**MATERIAL**.
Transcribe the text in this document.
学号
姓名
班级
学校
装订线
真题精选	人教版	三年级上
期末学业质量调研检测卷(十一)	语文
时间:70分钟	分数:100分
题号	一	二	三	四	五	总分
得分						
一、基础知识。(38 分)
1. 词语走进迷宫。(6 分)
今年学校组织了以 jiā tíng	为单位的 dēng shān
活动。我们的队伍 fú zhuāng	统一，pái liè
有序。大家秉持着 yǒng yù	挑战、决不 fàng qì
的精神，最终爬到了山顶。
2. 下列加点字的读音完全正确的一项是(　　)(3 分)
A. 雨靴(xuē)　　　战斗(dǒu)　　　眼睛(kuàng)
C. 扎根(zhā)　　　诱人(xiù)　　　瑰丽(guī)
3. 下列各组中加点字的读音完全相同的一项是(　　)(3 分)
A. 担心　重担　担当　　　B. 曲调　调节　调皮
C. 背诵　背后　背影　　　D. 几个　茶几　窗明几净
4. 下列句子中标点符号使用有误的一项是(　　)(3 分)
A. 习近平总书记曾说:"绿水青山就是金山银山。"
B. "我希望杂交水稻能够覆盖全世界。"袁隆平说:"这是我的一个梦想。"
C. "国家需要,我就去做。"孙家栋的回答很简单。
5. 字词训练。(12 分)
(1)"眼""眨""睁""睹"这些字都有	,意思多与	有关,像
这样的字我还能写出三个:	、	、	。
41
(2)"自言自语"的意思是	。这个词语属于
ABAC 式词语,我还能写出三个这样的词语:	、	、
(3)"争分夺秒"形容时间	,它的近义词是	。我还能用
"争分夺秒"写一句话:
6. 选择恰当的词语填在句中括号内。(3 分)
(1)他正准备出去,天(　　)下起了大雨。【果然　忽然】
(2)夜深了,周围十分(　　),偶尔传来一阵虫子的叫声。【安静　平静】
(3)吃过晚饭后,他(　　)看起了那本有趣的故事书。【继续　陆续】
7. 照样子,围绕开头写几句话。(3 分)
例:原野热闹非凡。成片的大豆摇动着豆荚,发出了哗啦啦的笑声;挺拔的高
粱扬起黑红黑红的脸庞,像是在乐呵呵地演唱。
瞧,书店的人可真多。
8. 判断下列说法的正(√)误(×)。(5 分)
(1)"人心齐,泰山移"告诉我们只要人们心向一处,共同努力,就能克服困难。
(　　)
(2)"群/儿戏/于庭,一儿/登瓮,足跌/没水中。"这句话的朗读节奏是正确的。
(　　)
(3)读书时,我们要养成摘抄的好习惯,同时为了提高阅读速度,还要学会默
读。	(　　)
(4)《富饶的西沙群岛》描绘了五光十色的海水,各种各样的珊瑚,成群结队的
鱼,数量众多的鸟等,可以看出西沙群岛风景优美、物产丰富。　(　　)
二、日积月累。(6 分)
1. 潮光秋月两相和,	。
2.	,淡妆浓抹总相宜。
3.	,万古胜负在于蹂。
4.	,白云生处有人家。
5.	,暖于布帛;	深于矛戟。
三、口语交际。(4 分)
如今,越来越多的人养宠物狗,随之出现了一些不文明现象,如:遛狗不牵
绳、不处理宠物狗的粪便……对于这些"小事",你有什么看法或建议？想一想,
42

**GOAL OF THE EXERCISE**.
Repeat the data verbatim.

**TASK RESPONSE**.
Transcribe the text in this document.
学号
姓名
班级
学校
装订线
真题精选	人教版	三年级上
期末学业质量调研检测卷(十一)	语文
时间:70分钟	分数:100分
题号	一	二	三	四	五	总分
得分						
一、基础知识。(38 分)
1. 词语走进迷宫。(6 分)
今年学校组织了以 jiā tíng	为单位的 dēng shān
活动。我们的队伍 fú zhuāng	统一，pái liè
有序。大家秉持着 yǒng yù	挑战、决不 fàng qì
的精神，最终爬到了山顶。
2. 下列加点字的读音完全正确的一项是(　　)(3 分)
A. 雨靴(xuē)　　　战斗(dǒu)　　　眼睛(kuàng)
C. 扎根(zhā)　　　诱人(xiù)　　　瑰丽(guī)
3. 下列各组中加点字的读音完全相同的一项是(　　)(3 分)
A. 担心　重担　担当　　　B. 曲调　调节　调皮
C. 背诵　背后　背影　　　D. 几个　茶几　窗明几净
4. 下列句子中标点符号使用有误的一项是(　　)(3 分)
A. 习近平总书记曾说:"绿水青山就是金山银山。"
B. "我希望杂交水稻能够覆盖全世界。"袁隆平说:"这是我的一个梦想。"
C. "国家需要,我就去做。"孙家栋的回答很简单。
5. 字词训练。(12 分)
(1)"眼""眨""睁""睹"这些字都有	,意思多与	有关,像
这样的字我还能写出三个:	、	、	。
41
(2)"自言自语"的意思是	。这个词语属于
ABAC 式词语,我还能写出三个这样的词语:	、	、
(3)"争分夺秒"形容时间	,它的近义词是	。我还能用
"争分夺秒"写一句话:
6. 选择恰当的词语填在句中括号内。(3 分)
(1)他正准备出去,天(　　)下起了大雨。【果然　忽然】
(2)夜深了,周围十分(　　),偶尔传来一阵虫子的叫声。【安静　平静】
(3)吃过晚饭后,他(　　)看起了那本有趣的故事书。【继续　陆续】
7. 照样子,围绕开头写几句话。(3 分)
例:原野热闹非凡。成片的大豆摇动着豆荚,发出了哗啦啦的笑声;挺拔的高
粱扬起黑红黑红的脸庞,像是在乐呵呵地演唱。
瞧,书店的人可真多。
8. 判断下列说法的正(√)误(×)。(5 分)
(1)"人心齐,泰山移"告诉我们只要人们心向一处,共同努力,就能克服困难。
(　　)
(2)"群/儿戏/于庭,一儿/登瓮,足跌/没水中。"这句话的朗读节奏是正确的。
(　　)
(3)读书时,我们要养成摘抄的好习惯,同时为了提高阅读速度,还要学会默
读。	(　　)
(4)《富饶的西沙群岛》描绘了五光十色的海水,各种各样的珊瑚,成群结队的
鱼,数量众多的鸟等,可以看出西沙群岛风景优美、物产丰富。　(　　)
二、日积月累。(6 分)
1. 潮光秋月两相和,	。
2.	,淡妆浓抹总相宜。
3.	,万古胜负在于蹂。
4.	,白云生处有人家。
5.	,暖于布帛;	深于矛戟。
三、口语交际。(4 分)
如今,越来越多的人养宠物狗,随之出现了一些不文明现象,如:遛狗不牵
绳、不处理宠物狗的粪便……对于这些"小事",你有什么看法或建议？想一想,
42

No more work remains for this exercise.